__Set exercise__
Return the records verbatim, starting at the line containing "colorbar-swatch bbox=[948, 356, 970, 371]" and ending after the line containing "x-tick-label: 06 bbox=[109, 408, 123, 421]".

__Records for processing__

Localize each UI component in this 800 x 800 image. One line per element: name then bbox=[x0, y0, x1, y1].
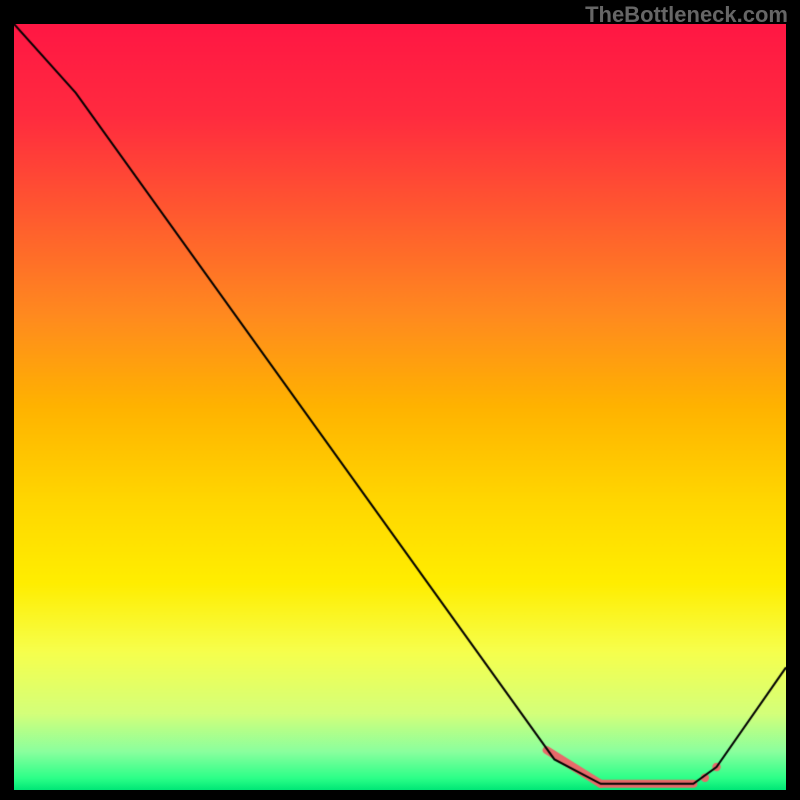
watermark-text: TheBottleneck.com bbox=[585, 2, 788, 28]
line-chart-canvas bbox=[14, 24, 786, 790]
chart-stage: TheBottleneck.com bbox=[0, 0, 800, 800]
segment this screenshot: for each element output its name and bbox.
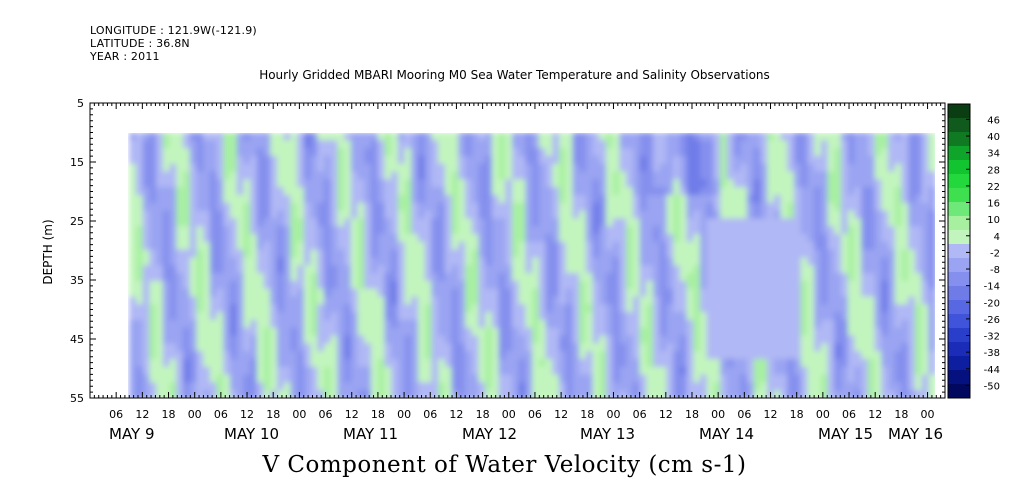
colorbar-swatch bbox=[948, 356, 970, 371]
x-tick-label: 18 bbox=[162, 408, 176, 421]
colorbar-swatch bbox=[948, 160, 970, 175]
x-tick-label: 12 bbox=[868, 408, 882, 421]
y-tick-label: 15 bbox=[70, 156, 84, 169]
x-tick-label: 18 bbox=[371, 408, 385, 421]
colorbar-swatch bbox=[948, 370, 970, 385]
x-tick-label: 00 bbox=[816, 408, 830, 421]
colorbar-swatch bbox=[948, 286, 970, 301]
colorbar-swatch bbox=[948, 202, 970, 217]
colorbar-label: -26 bbox=[984, 315, 1000, 326]
colorbar-label: 22 bbox=[987, 182, 1000, 193]
velocity-field bbox=[129, 133, 935, 398]
colorbar-label: -38 bbox=[984, 348, 1000, 359]
colorbar-swatch bbox=[948, 118, 970, 133]
colorbar-swatch bbox=[948, 230, 970, 245]
x-tick-label: 00 bbox=[606, 408, 620, 421]
colorbar-frame bbox=[947, 103, 971, 399]
colorbar-label: -44 bbox=[984, 365, 1000, 376]
x-tick-label: 18 bbox=[580, 408, 594, 421]
y-tick-label: 35 bbox=[70, 274, 84, 287]
colorbar-swatch bbox=[948, 328, 970, 343]
x-tick-label: 00 bbox=[921, 408, 935, 421]
chart-title: Hourly Gridded MBARI Mooring M0 Sea Wate… bbox=[259, 68, 770, 82]
colorbar-label: 34 bbox=[987, 149, 1000, 160]
x-tick-label: 18 bbox=[266, 408, 280, 421]
colorbar-label: 16 bbox=[987, 199, 1000, 210]
y-tick-label: 5 bbox=[77, 97, 84, 110]
colorbar-swatch bbox=[948, 272, 970, 287]
x-tick-label: 12 bbox=[659, 408, 673, 421]
x-tick-label: 06 bbox=[528, 408, 542, 421]
colorbar-label: 4 bbox=[994, 232, 1000, 243]
colorbar-swatch bbox=[948, 300, 970, 315]
colorbar-swatch bbox=[948, 258, 970, 273]
x-tick-label: 06 bbox=[423, 408, 437, 421]
colorbar-swatch bbox=[948, 188, 970, 203]
x-tick-label: 18 bbox=[476, 408, 490, 421]
colorbar-swatch bbox=[948, 314, 970, 329]
x-day-label: MAY 13 bbox=[580, 425, 635, 443]
x-day-label: MAY 12 bbox=[462, 425, 517, 443]
colorbar-label: -2 bbox=[990, 248, 1000, 259]
y-tick-label: 45 bbox=[70, 333, 84, 346]
x-tick-label: 12 bbox=[240, 408, 254, 421]
colorbar-label: 46 bbox=[987, 115, 1000, 126]
colorbar-label: -20 bbox=[984, 298, 1000, 309]
x-tick-label: 12 bbox=[554, 408, 568, 421]
x-tick-label: 06 bbox=[109, 408, 123, 421]
colorbar-swatch bbox=[948, 132, 970, 147]
colorbar-label: -14 bbox=[984, 282, 1000, 293]
y-tick-label: 55 bbox=[70, 392, 84, 405]
x-day-label: MAY 14 bbox=[699, 425, 754, 443]
x-tick-label: 18 bbox=[894, 408, 908, 421]
y-axis-label: DEPTH (m) bbox=[41, 219, 55, 284]
x-day-label: MAY 16 bbox=[888, 425, 943, 443]
colorbar-label: 10 bbox=[987, 215, 1000, 226]
colorbar-swatch bbox=[948, 342, 970, 357]
colorbar-swatch bbox=[948, 384, 970, 399]
colorbar-swatch bbox=[948, 244, 970, 259]
colorbar-swatch bbox=[948, 146, 970, 161]
x-tick-label: 06 bbox=[214, 408, 228, 421]
x-tick-label: 18 bbox=[790, 408, 804, 421]
x-tick-label: 00 bbox=[188, 408, 202, 421]
year-label: YEAR : 2011 bbox=[90, 50, 160, 63]
x-day-label: MAY 9 bbox=[109, 425, 155, 443]
x-tick-label: 12 bbox=[449, 408, 463, 421]
x-tick-label: 18 bbox=[685, 408, 699, 421]
x-tick-label: 00 bbox=[502, 408, 516, 421]
colorbar-swatch bbox=[948, 104, 970, 119]
colorbar-label: 40 bbox=[987, 132, 1000, 143]
latitude-label: LATITUDE : 36.8N bbox=[90, 37, 190, 50]
colorbar-label: -50 bbox=[984, 381, 1000, 392]
colorbar-swatch bbox=[948, 174, 970, 189]
x-tick-label: 06 bbox=[842, 408, 856, 421]
x-day-label: MAY 15 bbox=[818, 425, 873, 443]
x-tick-label: 00 bbox=[711, 408, 725, 421]
colorbar-label: -8 bbox=[990, 265, 1000, 276]
axis-ticks bbox=[89, 102, 946, 399]
y-tick-label: 25 bbox=[70, 215, 84, 228]
x-tick-label: 00 bbox=[397, 408, 411, 421]
x-tick-label: 12 bbox=[345, 408, 359, 421]
x-tick-label: 12 bbox=[764, 408, 778, 421]
x-tick-label: 06 bbox=[737, 408, 751, 421]
colorbar-swatch bbox=[948, 216, 970, 231]
colorbar-label: 28 bbox=[987, 165, 1000, 176]
x-tick-label: 06 bbox=[633, 408, 647, 421]
colorbar-title: V Component of Water Velocity (cm s-1) bbox=[262, 452, 747, 478]
longitude-label: LONGITUDE : 121.9W(-121.9) bbox=[90, 24, 257, 37]
x-day-label: MAY 11 bbox=[343, 425, 398, 443]
x-tick-label: 06 bbox=[319, 408, 333, 421]
x-tick-label: 00 bbox=[292, 408, 306, 421]
colorbar-label: -32 bbox=[984, 332, 1000, 343]
x-day-label: MAY 10 bbox=[224, 425, 279, 443]
x-tick-label: 12 bbox=[135, 408, 149, 421]
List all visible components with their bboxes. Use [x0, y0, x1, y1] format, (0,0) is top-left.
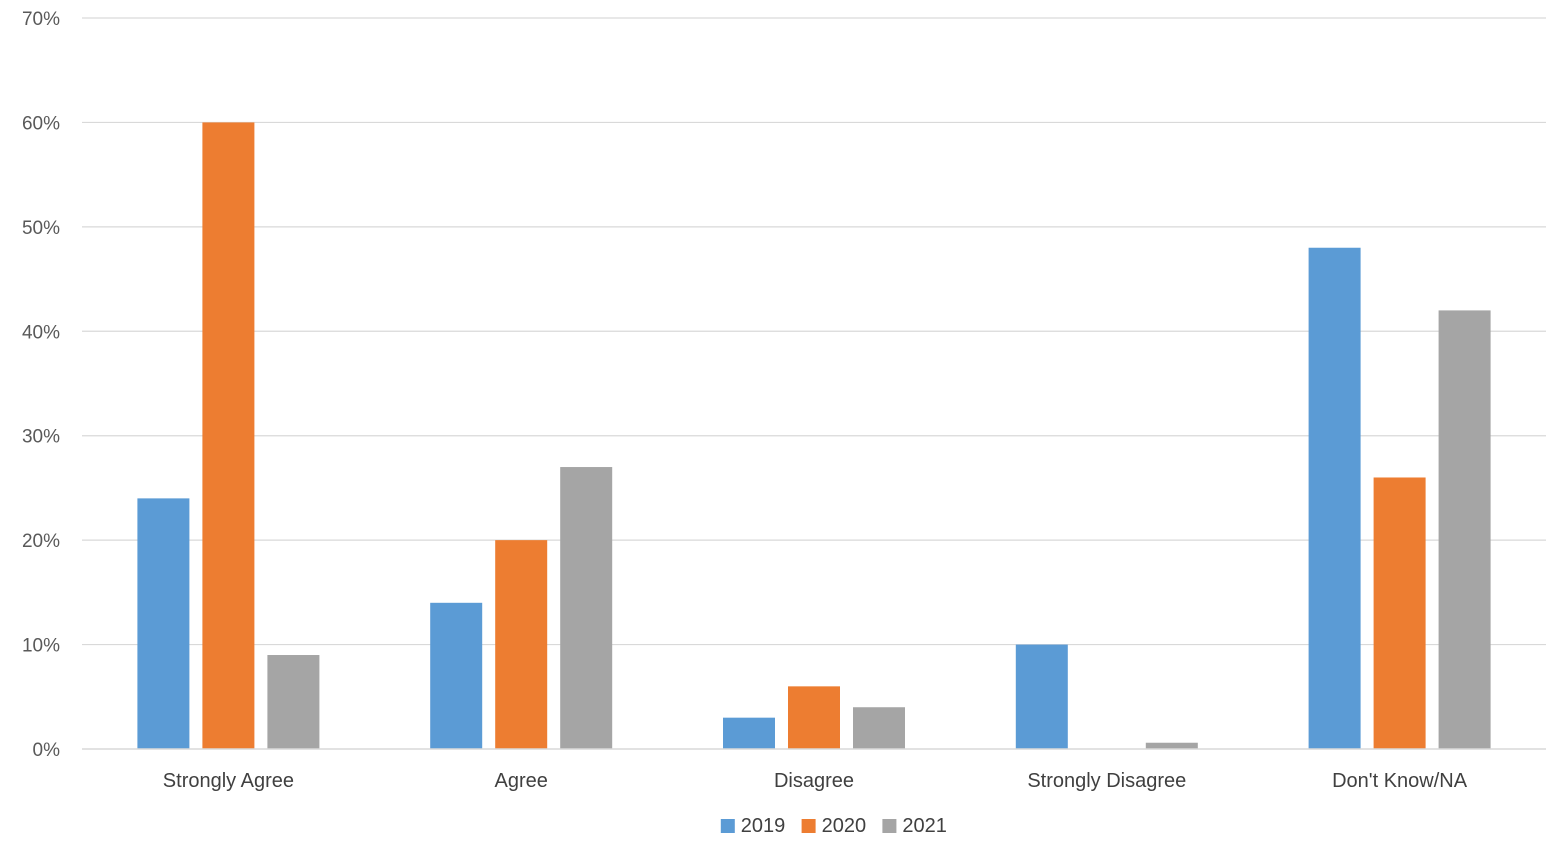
legend-swatch	[720, 819, 735, 833]
y-tick-label: 40%	[22, 322, 60, 343]
bar-2020-1	[495, 540, 548, 749]
x-category-label: Agree	[495, 770, 548, 792]
bars	[137, 122, 1491, 749]
gridlines	[82, 17, 1546, 646]
bar-2019-4	[1308, 247, 1361, 749]
legend-item-2021: 2021	[882, 815, 947, 837]
x-category-label: Strongly Agree	[163, 770, 294, 792]
bar-2019-3	[1015, 644, 1068, 749]
bar-2021-1	[560, 467, 613, 749]
x-axis-category-labels: Strongly Agree Agree Disagree Strongly Disa…	[163, 770, 1468, 792]
legend-item-2019: 2019	[720, 815, 786, 837]
y-tick-label: 0%	[33, 740, 61, 761]
legend: 2019 2020 2021	[720, 815, 947, 837]
bar-2021-0	[267, 655, 320, 749]
legend-swatch	[882, 819, 897, 833]
legend-label: 2019	[741, 815, 786, 837]
x-category-label: Disagree	[774, 770, 854, 792]
bar-2020-4	[1373, 477, 1426, 749]
bar-2019-0	[137, 498, 190, 749]
bar-2021-4	[1438, 310, 1491, 749]
bar-2021-3	[1145, 742, 1198, 749]
legend-label: 2020	[822, 815, 867, 837]
y-tick-label: 50%	[22, 218, 60, 239]
x-category-label: Don't Know/NA	[1332, 770, 1468, 792]
bar-2019-1	[430, 602, 483, 749]
bar-2019-2	[723, 717, 775, 749]
legend-label: 2021	[902, 815, 947, 837]
y-axis-tick-labels: 0% 10% 20% 30% 40% 50% 60% 70%	[22, 9, 60, 761]
y-tick-label: 60%	[22, 113, 60, 134]
y-tick-label: 20%	[22, 531, 60, 552]
y-tick-label: 10%	[22, 636, 60, 657]
legend-item-2020: 2020	[801, 815, 867, 837]
x-category-label: Strongly Disagree	[1027, 770, 1186, 792]
bar-2020-2	[788, 686, 840, 749]
y-tick-label: 70%	[22, 9, 60, 30]
y-tick-label: 30%	[22, 427, 60, 448]
legend-swatch	[801, 819, 816, 833]
bar-2021-2	[853, 707, 905, 749]
bar-2020-0	[202, 122, 255, 749]
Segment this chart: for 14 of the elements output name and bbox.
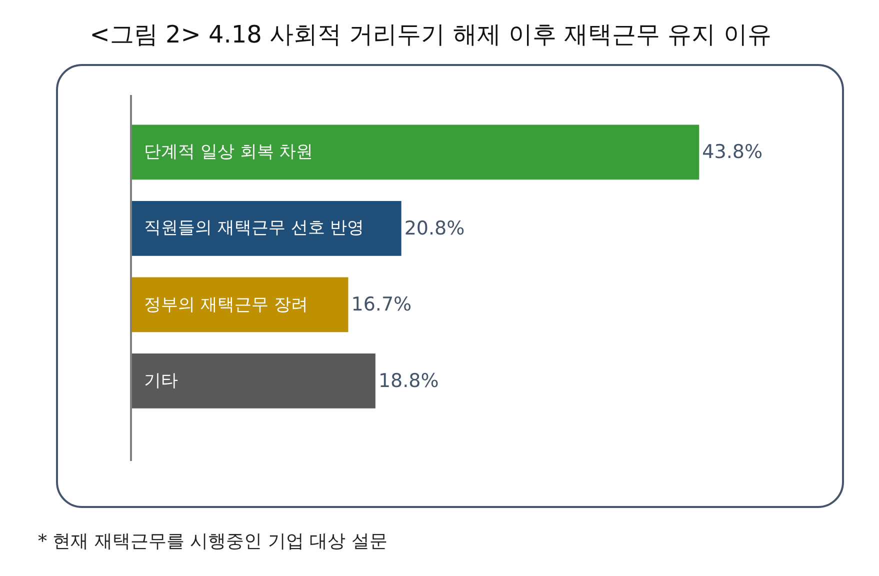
chart-title: <그림 2> 4.18 사회적 거리두기 해제 이후 재택근무 유지 이유 <box>90 20 772 49</box>
data-label: 20.8% <box>404 217 465 240</box>
y-tick-label: 정부의 재택근무 장려 <box>144 295 308 315</box>
y-tick-label: 기타 <box>144 371 178 391</box>
bar <box>132 277 348 332</box>
y-tick-label: 단계적 일상 회복 차원 <box>144 142 314 162</box>
text: * 현재 재택근무를 시행중인 기업 대상 설문 <box>38 531 388 552</box>
data-label: 18.8% <box>378 370 439 392</box>
data-label: 16.7% <box>351 294 412 316</box>
bar <box>132 353 376 408</box>
y-tick-label: 직원들의 재택근무 선호 반영 <box>144 218 364 238</box>
bar <box>132 200 402 256</box>
bar <box>132 124 700 180</box>
data-label: 43.8% <box>702 141 763 164</box>
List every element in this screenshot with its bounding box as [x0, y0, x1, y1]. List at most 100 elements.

__The answer__
colorbar-swatch bbox=[948, 356, 970, 371]
x-tick-label: 18 bbox=[162, 408, 176, 421]
colorbar-swatch bbox=[948, 160, 970, 175]
x-tick-label: 12 bbox=[868, 408, 882, 421]
y-tick-label: 15 bbox=[70, 156, 84, 169]
x-tick-label: 18 bbox=[371, 408, 385, 421]
colorbar-swatch bbox=[948, 370, 970, 385]
x-tick-label: 00 bbox=[816, 408, 830, 421]
colorbar-swatch bbox=[948, 286, 970, 301]
colorbar-swatch bbox=[948, 202, 970, 217]
colorbar-label: -26 bbox=[984, 315, 1000, 326]
colorbar-label: 22 bbox=[987, 182, 1000, 193]
velocity-field bbox=[129, 133, 935, 398]
colorbar-label: -38 bbox=[984, 348, 1000, 359]
colorbar-swatch bbox=[948, 118, 970, 133]
colorbar-swatch bbox=[948, 230, 970, 245]
x-tick-label: 00 bbox=[606, 408, 620, 421]
colorbar-frame bbox=[947, 103, 971, 399]
colorbar-label: -44 bbox=[984, 365, 1000, 376]
x-tick-label: 18 bbox=[580, 408, 594, 421]
y-tick-label: 35 bbox=[70, 274, 84, 287]
colorbar-swatch bbox=[948, 328, 970, 343]
x-tick-label: 00 bbox=[921, 408, 935, 421]
chart-title: Hourly Gridded MBARI Mooring M0 Sea Wate… bbox=[259, 68, 770, 82]
colorbar-label: 34 bbox=[987, 149, 1000, 160]
x-tick-label: 18 bbox=[266, 408, 280, 421]
colorbar-label: 16 bbox=[987, 199, 1000, 210]
y-tick-label: 5 bbox=[77, 97, 84, 110]
colorbar-swatch bbox=[948, 272, 970, 287]
x-tick-label: 12 bbox=[659, 408, 673, 421]
x-tick-label: 06 bbox=[528, 408, 542, 421]
colorbar-label: 4 bbox=[994, 232, 1000, 243]
colorbar-swatch bbox=[948, 300, 970, 315]
colorbar-swatch bbox=[948, 258, 970, 273]
x-tick-label: 06 bbox=[423, 408, 437, 421]
colorbar-swatch bbox=[948, 188, 970, 203]
x-tick-label: 18 bbox=[476, 408, 490, 421]
colorbar-swatch bbox=[948, 314, 970, 329]
x-day-label: MAY 13 bbox=[580, 425, 635, 443]
x-day-label: MAY 12 bbox=[462, 425, 517, 443]
colorbar-label: -2 bbox=[990, 248, 1000, 259]
y-tick-label: 45 bbox=[70, 333, 84, 346]
x-tick-label: 12 bbox=[240, 408, 254, 421]
colorbar-label: 46 bbox=[987, 115, 1000, 126]
colorbar-label: -20 bbox=[984, 298, 1000, 309]
x-tick-label: 12 bbox=[554, 408, 568, 421]
x-tick-label: 06 bbox=[109, 408, 123, 421]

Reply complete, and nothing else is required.